>> Begin

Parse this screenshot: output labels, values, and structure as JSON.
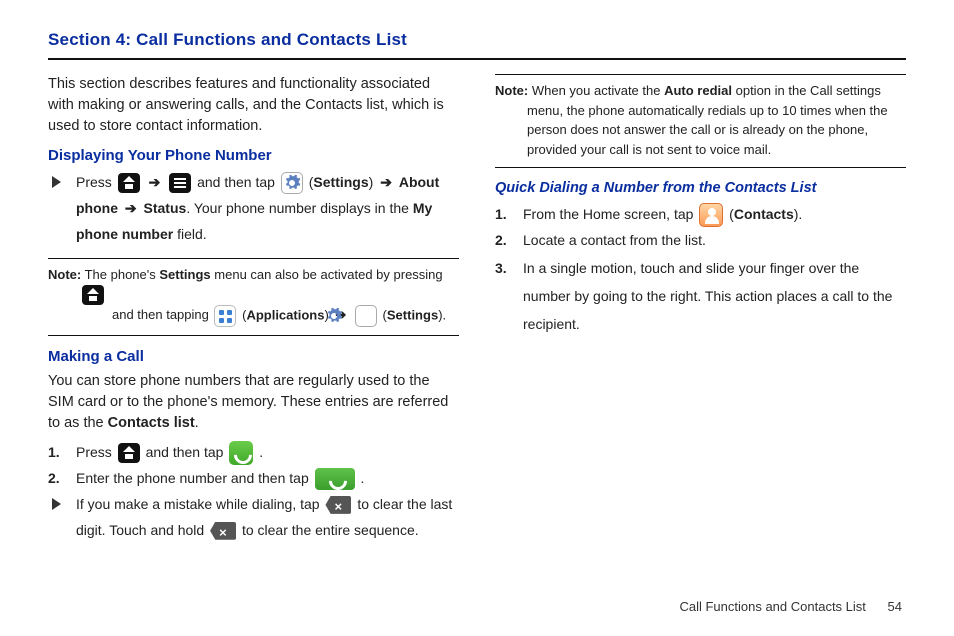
{
  "section_title": "Section 4: Call Functions and Contacts List",
  "left": {
    "intro": "This section describes features and functionality associated with making or answering calls, and the Contacts list, which is used to store contact information.",
    "h_display": "Displaying Your Phone Number",
    "display_item": {
      "press": "Press",
      "and_tap": "and then tap",
      "settings": "Settings",
      "about": "About phone",
      "status": "Status",
      "rest": ". Your phone number displays in the ",
      "myphone": "My phone number",
      "field": " field."
    },
    "note1": {
      "label": "Note:",
      "line1": "The phone's ",
      "settings": "Settings",
      "line2": " menu can also be activated by pressing ",
      "line3": "and then tapping ",
      "apps": "Applications",
      "settings2": "Settings"
    },
    "h_making": "Making a Call",
    "making_intro_a": "You can store phone numbers that are regularly used to the SIM card or to the phone's memory. These entries are referred to as the ",
    "making_intro_b": "Contacts list",
    "steps": {
      "s1a": "Press",
      "s1b": "and then tap",
      "s2a": "Enter the phone number and then tap",
      "s3a": "If you make a mistake while dialing, tap",
      "s3b": "to clear the last digit. Touch and hold",
      "s3c": "to clear the entire sequence."
    }
  },
  "right": {
    "note2": {
      "label": "Note:",
      "text_a": "When you activate the ",
      "auto": "Auto redial",
      "text_b": " option in the Call settings menu, the phone automatically redials up to 10 times when the person does not answer the call or is already on the phone, provided your call is not sent to voice mail."
    },
    "h_quick": "Quick Dialing a Number from the Contacts List",
    "q1a": "From the Home screen, tap",
    "q1b": "Contacts",
    "q2": "Locate a contact from the list.",
    "q3": "In a single motion, touch and slide your finger over the number by going to the right. This action places a call to the recipient."
  },
  "footer": {
    "text": "Call Functions and Contacts List",
    "page": "54"
  }
}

>> End

All of the lines above should be printed exactly, minus the pictures.

Parse this screenshot: output labels, values, and structure as JSON.
{
  "section_title": "Section 4: Call Functions and Contacts List",
  "left": {
    "intro": "This section describes features and functionality associated with making or answering calls, and the Contacts list, which is used to store contact information.",
    "h_display": "Displaying Your Phone Number",
    "display_item": {
      "press": "Press",
      "and_tap": "and then tap",
      "settings": "Settings",
      "about": "About phone",
      "status": "Status",
      "rest": ". Your phone number displays in the ",
      "myphone": "My phone number",
      "field": " field."
    },
    "note1": {
      "label": "Note:",
      "line1": "The phone's ",
      "settings": "Settings",
      "line2": " menu can also be activated by pressing ",
      "line3": "and then tapping ",
      "apps": "Applications",
      "settings2": "Settings"
    },
    "h_making": "Making a Call",
    "making_intro_a": "You can store phone numbers that are regularly used to the SIM card or to the phone's memory. These entries are referred to as the ",
    "making_intro_b": "Contacts list",
    "steps": {
      "s1a": "Press",
      "s1b": "and then tap",
      "s2a": "Enter the phone number and then tap",
      "s3a": "If you make a mistake while dialing, tap",
      "s3b": "to clear the last digit. Touch and hold",
      "s3c": "to clear the entire sequence."
    }
  },
  "right": {
    "note2": {
      "label": "Note:",
      "text_a": "When you activate the ",
      "auto": "Auto redial",
      "text_b": " option in the Call settings menu, the phone automatically redials up to 10 times when the person does not answer the call or is already on the phone, provided your call is not sent to voice mail."
    },
    "h_quick": "Quick Dialing a Number from the Contacts List",
    "q1a": "From the Home screen, tap",
    "q1b": "Contacts",
    "q2": "Locate a contact from the list.",
    "q3": "In a single motion, touch and slide your finger over the number by going to the right. This action places a call to the recipient."
  },
  "footer": {
    "text": "Call Functions and Contacts List",
    "page": "54"
  }
}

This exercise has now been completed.